- [RECORDS]:
▼▼▼
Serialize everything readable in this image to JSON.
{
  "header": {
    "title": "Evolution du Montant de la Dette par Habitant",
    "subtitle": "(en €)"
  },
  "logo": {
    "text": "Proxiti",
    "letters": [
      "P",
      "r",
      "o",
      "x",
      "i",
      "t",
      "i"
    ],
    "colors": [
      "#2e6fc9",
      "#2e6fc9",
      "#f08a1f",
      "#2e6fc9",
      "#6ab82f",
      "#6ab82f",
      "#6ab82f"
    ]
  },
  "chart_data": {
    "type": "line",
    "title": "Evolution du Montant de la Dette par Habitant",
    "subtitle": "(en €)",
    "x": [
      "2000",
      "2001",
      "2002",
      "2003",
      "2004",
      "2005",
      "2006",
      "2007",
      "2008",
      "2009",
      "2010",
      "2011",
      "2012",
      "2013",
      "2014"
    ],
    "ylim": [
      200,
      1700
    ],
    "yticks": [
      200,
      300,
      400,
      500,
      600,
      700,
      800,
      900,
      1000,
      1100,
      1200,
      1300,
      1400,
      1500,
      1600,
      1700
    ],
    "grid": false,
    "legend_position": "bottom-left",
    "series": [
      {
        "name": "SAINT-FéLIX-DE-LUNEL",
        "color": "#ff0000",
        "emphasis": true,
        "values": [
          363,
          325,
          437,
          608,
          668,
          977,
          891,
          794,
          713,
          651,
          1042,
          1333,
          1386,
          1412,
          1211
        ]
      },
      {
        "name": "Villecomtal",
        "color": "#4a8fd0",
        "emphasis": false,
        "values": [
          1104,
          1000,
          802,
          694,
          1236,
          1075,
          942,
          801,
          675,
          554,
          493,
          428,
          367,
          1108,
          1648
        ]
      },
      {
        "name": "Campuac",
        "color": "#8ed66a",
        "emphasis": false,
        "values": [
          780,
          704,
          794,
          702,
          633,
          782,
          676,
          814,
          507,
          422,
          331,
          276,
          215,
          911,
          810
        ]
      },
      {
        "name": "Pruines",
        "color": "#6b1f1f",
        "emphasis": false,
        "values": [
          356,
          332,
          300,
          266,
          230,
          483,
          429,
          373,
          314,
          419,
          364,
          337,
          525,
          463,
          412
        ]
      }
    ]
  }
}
▲▲▲
- [CHALLENGE]:
Retype every entry above, word for word.

- [REPLY]:
Serialize everything readable in this image to JSON.
{
  "header": {
    "title": "Evolution du Montant de la Dette par Habitant",
    "subtitle": "(en €)"
  },
  "logo": {
    "text": "Proxiti",
    "letters": [
      "P",
      "r",
      "o",
      "x",
      "i",
      "t",
      "i"
    ],
    "colors": [
      "#2e6fc9",
      "#2e6fc9",
      "#f08a1f",
      "#2e6fc9",
      "#6ab82f",
      "#6ab82f",
      "#6ab82f"
    ]
  },
  "chart_data": {
    "type": "line",
    "title": "Evolution du Montant de la Dette par Habitant",
    "subtitle": "(en €)",
    "x": [
      "2000",
      "2001",
      "2002",
      "2003",
      "2004",
      "2005",
      "2006",
      "2007",
      "2008",
      "2009",
      "2010",
      "2011",
      "2012",
      "2013",
      "2014"
    ],
    "ylim": [
      200,
      1700
    ],
    "yticks": [
      200,
      300,
      400,
      500,
      600,
      700,
      800,
      900,
      1000,
      1100,
      1200,
      1300,
      1400,
      1500,
      1600,
      1700
    ],
    "grid": false,
    "legend_position": "bottom-left",
    "series": [
      {
        "name": "SAINT-FéLIX-DE-LUNEL",
        "color": "#ff0000",
        "emphasis": true,
        "values": [
          363,
          325,
          437,
          608,
          668,
          977,
          891,
          794,
          713,
          651,
          1042,
          1333,
          1386,
          1412,
          1211
        ]
      },
      {
        "name": "Villecomtal",
        "color": "#4a8fd0",
        "emphasis": false,
        "values": [
          1104,
          1000,
          802,
          694,
          1236,
          1075,
          942,
          801,
          675,
          554,
          493,
          428,
          367,
          1108,
          1648
        ]
      },
      {
        "name": "Campuac",
        "color": "#8ed66a",
        "emphasis": false,
        "values": [
          780,
          704,
          794,
          702,
          633,
          782,
          676,
          814,
          507,
          422,
          331,
          276,
          215,
          911,
          810
        ]
      },
      {
        "name": "Pruines",
        "color": "#6b1f1f",
        "emphasis": false,
        "values": [
          356,
          332,
          300,
          266,
          230,
          483,
          429,
          373,
          314,
          419,
          364,
          337,
          525,
          463,
          412
        ]
      }
    ]
  }
}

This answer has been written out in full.